State the number of lines in these records holding "structured". Say nothing more.

** Start of GIVEN ENTRIES **

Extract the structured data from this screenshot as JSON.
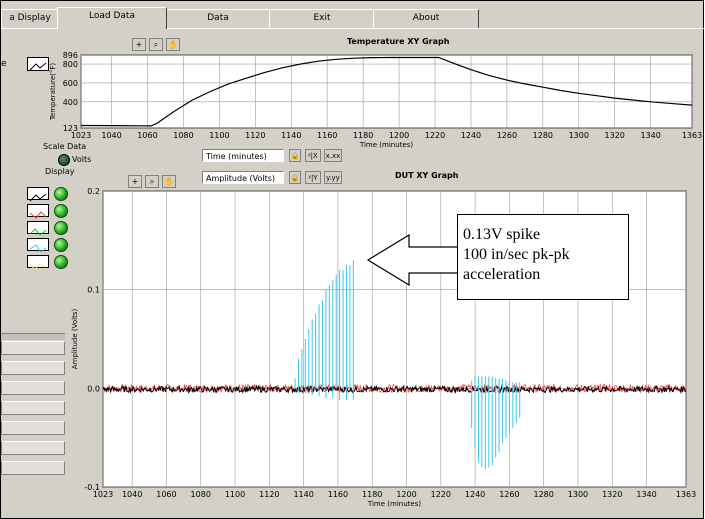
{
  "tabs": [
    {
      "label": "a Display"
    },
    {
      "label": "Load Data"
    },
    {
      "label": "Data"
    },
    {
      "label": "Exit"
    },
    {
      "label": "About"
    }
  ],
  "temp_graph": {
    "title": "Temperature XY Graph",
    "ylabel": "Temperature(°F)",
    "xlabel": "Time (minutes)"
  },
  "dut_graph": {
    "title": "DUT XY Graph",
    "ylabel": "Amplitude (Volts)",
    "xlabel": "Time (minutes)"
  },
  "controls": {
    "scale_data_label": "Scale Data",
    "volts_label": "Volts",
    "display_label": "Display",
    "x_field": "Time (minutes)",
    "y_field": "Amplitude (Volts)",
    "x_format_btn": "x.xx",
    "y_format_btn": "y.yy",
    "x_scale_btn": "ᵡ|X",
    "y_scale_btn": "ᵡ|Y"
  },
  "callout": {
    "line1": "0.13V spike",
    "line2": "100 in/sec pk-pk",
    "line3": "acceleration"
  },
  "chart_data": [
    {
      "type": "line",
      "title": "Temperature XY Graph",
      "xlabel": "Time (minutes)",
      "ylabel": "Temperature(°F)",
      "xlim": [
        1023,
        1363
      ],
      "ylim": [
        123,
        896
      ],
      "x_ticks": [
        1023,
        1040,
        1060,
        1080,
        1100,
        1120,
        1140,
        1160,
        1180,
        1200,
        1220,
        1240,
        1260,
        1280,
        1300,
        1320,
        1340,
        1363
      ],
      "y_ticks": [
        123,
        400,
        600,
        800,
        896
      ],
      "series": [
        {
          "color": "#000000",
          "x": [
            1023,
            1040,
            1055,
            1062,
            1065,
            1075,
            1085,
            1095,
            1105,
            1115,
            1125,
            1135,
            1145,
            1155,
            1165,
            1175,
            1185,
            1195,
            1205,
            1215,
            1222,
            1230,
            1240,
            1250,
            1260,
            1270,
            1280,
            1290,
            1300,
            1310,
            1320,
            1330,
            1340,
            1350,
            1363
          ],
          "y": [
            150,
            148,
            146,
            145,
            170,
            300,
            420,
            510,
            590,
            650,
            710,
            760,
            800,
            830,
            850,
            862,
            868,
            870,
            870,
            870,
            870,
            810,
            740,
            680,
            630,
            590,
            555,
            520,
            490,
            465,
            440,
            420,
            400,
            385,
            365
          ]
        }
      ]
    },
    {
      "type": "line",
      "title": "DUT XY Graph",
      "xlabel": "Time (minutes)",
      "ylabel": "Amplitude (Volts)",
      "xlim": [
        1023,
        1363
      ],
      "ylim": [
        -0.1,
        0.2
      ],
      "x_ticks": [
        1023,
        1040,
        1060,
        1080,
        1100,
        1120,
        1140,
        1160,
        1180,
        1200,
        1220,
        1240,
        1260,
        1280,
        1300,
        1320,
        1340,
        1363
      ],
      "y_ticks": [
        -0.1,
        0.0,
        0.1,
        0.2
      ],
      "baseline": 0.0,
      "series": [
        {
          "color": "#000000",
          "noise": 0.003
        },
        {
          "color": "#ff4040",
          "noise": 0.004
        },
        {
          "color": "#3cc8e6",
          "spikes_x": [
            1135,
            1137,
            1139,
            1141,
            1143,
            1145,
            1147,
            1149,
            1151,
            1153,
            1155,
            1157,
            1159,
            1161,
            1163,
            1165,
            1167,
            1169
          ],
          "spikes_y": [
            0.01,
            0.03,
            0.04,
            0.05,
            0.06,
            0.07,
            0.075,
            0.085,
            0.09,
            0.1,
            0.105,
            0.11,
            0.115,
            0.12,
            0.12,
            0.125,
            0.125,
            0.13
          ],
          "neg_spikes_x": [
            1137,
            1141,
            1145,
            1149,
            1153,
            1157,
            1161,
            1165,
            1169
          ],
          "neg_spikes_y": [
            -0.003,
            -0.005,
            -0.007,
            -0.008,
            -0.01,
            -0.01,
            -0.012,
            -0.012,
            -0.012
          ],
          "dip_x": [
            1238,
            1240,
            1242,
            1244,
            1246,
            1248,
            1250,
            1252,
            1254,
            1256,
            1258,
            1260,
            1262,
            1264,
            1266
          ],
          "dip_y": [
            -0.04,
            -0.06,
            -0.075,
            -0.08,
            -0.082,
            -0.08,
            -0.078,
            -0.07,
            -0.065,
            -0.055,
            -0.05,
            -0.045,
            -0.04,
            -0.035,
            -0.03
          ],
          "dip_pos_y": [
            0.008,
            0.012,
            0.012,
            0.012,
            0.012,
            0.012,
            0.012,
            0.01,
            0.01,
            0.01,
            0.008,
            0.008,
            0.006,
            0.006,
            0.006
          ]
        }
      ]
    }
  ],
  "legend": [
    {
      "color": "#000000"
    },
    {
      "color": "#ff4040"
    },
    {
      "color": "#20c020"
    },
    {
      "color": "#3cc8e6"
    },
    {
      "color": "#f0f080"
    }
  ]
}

** End of GIVEN ENTRIES **
** Start of GIVEN ENTRIES **

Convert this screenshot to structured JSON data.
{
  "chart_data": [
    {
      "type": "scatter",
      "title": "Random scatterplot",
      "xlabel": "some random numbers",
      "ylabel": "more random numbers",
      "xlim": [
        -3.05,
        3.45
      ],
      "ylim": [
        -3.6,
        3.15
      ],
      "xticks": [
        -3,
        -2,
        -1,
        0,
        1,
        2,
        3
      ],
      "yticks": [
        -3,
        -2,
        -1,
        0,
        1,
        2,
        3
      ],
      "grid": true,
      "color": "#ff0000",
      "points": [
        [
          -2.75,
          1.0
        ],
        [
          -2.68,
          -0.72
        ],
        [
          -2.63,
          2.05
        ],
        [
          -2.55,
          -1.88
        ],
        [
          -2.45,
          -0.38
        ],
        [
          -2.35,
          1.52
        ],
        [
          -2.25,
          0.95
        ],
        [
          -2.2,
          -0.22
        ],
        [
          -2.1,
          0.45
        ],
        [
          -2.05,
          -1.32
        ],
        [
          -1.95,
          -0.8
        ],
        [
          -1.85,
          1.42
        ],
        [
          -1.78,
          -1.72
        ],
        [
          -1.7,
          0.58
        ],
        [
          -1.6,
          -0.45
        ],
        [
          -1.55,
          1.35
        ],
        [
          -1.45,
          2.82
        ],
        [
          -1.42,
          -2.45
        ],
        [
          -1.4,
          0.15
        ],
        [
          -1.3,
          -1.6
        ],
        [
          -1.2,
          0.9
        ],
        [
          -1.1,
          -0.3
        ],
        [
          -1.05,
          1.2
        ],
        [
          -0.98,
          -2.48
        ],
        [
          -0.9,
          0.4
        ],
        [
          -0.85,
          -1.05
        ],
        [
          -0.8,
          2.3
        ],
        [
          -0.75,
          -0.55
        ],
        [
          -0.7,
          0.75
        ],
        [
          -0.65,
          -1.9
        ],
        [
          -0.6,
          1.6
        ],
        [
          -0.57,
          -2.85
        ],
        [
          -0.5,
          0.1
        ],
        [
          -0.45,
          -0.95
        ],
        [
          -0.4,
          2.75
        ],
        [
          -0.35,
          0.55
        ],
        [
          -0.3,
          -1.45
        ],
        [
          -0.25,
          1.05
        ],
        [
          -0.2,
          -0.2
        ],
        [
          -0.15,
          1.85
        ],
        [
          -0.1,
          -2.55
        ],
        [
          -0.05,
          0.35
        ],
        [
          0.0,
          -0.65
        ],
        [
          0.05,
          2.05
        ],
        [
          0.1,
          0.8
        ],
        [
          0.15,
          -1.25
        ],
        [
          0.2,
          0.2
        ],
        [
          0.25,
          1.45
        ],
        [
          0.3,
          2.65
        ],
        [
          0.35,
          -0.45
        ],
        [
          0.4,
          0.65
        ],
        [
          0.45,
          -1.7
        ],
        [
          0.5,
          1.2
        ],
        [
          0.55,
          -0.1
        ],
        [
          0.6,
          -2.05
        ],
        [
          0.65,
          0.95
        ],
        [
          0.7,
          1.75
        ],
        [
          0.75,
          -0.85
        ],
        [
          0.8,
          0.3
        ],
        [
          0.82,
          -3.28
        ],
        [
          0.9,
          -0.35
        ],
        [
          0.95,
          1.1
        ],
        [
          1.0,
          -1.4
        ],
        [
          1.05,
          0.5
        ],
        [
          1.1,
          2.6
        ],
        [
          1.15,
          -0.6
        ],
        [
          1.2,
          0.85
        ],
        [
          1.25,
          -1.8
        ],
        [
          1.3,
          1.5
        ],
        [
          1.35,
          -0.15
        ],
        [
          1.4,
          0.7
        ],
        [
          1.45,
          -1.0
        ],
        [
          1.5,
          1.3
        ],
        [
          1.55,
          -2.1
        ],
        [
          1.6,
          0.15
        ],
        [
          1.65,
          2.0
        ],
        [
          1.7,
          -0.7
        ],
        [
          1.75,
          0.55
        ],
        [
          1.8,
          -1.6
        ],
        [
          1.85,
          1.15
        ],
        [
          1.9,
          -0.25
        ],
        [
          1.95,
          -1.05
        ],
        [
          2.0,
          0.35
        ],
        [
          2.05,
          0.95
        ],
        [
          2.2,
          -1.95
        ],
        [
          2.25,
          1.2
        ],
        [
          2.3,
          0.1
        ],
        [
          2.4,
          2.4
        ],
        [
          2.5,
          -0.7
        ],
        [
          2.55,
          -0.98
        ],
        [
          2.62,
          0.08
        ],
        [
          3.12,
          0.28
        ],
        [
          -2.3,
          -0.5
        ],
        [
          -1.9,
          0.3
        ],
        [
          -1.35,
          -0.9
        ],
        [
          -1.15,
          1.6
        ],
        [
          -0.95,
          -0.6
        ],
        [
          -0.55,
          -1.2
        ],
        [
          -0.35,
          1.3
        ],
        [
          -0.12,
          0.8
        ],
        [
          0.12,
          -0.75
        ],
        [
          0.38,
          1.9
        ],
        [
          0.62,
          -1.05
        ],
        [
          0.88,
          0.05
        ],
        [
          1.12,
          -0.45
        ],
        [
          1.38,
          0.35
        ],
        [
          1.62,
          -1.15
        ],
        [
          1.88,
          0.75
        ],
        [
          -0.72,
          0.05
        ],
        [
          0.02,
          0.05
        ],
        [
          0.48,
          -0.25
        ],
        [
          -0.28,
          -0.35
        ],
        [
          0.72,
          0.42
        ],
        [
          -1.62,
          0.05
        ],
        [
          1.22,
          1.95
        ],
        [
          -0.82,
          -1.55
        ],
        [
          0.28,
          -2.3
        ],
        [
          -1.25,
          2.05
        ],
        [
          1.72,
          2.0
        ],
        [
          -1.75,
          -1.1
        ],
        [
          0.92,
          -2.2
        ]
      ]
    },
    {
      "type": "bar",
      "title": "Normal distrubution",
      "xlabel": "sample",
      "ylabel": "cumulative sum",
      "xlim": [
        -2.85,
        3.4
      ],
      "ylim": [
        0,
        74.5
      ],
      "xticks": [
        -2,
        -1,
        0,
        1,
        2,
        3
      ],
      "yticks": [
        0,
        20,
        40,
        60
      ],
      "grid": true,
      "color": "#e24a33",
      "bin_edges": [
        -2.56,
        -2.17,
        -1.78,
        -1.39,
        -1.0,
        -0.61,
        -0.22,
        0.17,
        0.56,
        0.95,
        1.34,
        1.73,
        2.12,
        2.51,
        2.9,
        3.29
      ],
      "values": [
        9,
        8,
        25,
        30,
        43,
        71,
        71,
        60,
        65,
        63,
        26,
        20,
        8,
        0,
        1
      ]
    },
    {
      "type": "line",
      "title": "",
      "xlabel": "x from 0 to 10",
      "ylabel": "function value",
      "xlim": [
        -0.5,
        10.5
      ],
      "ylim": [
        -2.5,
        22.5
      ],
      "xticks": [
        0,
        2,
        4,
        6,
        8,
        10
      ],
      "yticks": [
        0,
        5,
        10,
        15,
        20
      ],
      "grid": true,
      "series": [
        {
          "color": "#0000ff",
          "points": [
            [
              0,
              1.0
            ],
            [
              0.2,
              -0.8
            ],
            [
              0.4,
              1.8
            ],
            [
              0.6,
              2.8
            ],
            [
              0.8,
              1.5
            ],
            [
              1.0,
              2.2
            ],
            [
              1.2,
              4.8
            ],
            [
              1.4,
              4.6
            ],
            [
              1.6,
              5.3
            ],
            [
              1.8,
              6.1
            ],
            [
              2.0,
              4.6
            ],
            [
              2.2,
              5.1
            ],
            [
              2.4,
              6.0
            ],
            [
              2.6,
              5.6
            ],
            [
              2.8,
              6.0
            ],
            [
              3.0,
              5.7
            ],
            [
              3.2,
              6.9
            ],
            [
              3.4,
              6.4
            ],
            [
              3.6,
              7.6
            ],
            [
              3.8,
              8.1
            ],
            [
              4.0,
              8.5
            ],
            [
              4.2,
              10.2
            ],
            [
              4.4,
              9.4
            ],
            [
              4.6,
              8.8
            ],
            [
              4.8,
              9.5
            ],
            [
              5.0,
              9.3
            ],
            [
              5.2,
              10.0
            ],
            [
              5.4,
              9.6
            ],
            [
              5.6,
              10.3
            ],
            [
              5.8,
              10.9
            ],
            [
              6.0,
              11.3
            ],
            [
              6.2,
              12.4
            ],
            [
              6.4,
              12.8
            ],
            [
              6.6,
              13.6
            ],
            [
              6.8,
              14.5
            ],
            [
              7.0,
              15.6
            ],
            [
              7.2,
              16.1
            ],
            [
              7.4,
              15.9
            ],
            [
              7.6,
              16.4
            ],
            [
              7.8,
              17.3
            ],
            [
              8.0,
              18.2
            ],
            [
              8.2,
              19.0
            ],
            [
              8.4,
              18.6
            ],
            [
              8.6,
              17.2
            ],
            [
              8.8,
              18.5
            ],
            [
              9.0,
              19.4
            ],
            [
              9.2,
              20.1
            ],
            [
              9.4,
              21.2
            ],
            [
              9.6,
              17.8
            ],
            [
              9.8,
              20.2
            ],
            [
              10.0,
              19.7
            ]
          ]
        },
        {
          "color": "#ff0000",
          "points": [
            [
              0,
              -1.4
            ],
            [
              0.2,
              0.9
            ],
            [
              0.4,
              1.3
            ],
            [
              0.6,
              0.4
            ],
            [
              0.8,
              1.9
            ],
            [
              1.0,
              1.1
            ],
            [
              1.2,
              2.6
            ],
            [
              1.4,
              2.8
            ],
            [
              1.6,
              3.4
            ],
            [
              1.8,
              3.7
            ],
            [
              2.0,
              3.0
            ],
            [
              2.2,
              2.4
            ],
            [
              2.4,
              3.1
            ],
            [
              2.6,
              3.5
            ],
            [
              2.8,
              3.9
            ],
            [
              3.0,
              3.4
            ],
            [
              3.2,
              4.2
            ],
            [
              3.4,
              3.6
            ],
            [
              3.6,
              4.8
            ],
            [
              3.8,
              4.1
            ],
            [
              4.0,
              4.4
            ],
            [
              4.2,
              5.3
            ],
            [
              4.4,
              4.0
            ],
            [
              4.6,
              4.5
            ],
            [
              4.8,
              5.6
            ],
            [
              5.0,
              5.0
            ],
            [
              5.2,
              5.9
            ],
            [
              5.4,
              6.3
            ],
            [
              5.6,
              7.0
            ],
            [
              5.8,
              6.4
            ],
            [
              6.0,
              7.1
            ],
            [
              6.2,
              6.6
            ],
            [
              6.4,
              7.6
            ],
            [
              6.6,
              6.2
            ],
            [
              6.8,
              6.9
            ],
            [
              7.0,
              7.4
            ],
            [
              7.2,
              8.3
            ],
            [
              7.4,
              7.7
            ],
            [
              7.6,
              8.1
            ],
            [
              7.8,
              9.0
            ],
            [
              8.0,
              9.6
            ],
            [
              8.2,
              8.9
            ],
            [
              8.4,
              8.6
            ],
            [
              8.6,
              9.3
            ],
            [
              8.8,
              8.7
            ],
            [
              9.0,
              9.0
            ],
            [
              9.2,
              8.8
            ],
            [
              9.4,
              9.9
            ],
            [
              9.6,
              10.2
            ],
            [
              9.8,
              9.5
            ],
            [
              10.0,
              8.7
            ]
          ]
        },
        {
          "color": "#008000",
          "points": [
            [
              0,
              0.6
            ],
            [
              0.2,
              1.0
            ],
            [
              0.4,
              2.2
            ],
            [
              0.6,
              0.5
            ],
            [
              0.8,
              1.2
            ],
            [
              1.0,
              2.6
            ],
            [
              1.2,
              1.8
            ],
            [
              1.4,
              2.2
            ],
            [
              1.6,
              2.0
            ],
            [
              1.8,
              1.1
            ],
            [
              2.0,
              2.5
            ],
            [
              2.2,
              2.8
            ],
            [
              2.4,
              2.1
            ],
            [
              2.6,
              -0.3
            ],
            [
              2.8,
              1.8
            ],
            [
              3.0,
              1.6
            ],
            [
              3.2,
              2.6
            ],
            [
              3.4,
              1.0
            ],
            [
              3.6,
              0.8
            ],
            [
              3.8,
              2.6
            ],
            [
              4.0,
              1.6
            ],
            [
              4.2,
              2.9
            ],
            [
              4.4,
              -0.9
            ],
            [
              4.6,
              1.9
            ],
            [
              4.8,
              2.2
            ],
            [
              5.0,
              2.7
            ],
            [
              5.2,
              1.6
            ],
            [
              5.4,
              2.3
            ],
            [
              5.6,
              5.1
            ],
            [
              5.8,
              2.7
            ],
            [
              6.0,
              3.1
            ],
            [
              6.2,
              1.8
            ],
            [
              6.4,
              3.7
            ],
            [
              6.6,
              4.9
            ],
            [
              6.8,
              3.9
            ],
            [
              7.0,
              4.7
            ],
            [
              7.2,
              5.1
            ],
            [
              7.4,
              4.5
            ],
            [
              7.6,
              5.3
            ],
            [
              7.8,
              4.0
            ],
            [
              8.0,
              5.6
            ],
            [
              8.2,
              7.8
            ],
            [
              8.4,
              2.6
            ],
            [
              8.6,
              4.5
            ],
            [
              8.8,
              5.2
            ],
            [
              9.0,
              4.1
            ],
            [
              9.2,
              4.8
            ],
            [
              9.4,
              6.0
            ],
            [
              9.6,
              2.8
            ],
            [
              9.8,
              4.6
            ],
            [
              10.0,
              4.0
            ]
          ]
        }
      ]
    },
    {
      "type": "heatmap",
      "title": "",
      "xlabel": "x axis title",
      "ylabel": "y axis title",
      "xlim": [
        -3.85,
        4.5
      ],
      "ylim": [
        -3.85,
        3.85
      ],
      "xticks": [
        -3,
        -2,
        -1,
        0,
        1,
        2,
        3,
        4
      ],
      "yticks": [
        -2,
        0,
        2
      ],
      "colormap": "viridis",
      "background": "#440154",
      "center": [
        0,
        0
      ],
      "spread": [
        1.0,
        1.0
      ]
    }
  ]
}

** End of GIVEN ENTRIES **

:: PROBLEM SOLUTION ::
2